:: EXERCISE INPUT ::
"""

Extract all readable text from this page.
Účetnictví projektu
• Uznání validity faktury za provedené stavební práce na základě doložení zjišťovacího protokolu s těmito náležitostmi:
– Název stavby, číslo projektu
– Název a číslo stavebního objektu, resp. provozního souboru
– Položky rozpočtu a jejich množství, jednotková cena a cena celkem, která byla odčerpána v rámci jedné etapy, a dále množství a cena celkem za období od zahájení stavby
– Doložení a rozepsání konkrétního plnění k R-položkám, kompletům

"""
"""

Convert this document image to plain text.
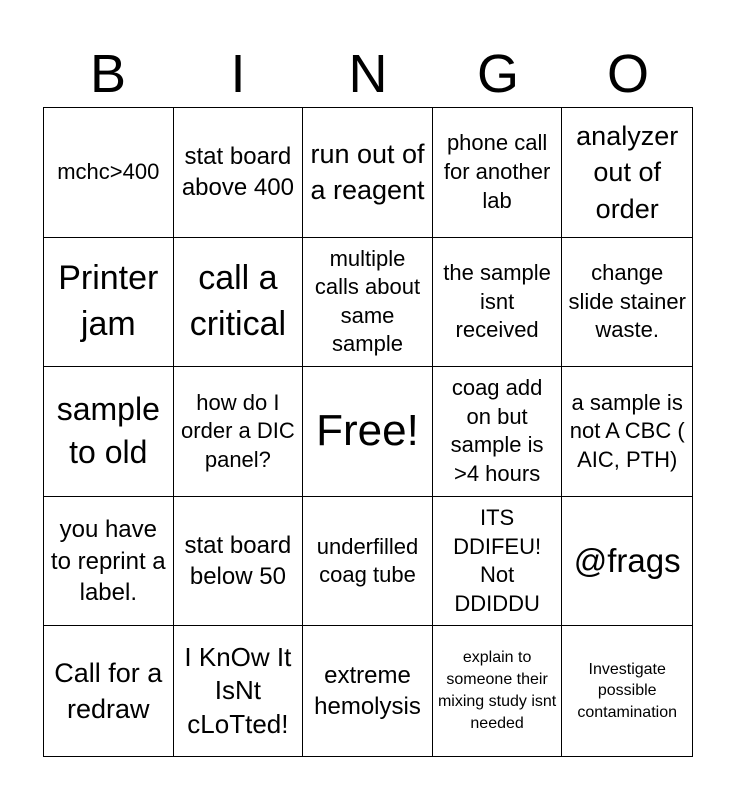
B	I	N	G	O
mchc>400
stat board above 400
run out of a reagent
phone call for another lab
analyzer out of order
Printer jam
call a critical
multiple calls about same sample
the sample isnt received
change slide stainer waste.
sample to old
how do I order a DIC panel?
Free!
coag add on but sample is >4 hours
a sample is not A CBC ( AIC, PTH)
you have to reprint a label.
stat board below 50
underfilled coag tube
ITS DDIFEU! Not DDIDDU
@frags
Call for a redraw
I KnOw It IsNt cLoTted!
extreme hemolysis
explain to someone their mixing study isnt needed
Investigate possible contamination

"""

:: WHAT TO PRODUCE ::
Search the data above for the string "order" and return every line that has it.

:: SOLVED EXERCISE ::
analyzer out of order
how do I order a DIC panel?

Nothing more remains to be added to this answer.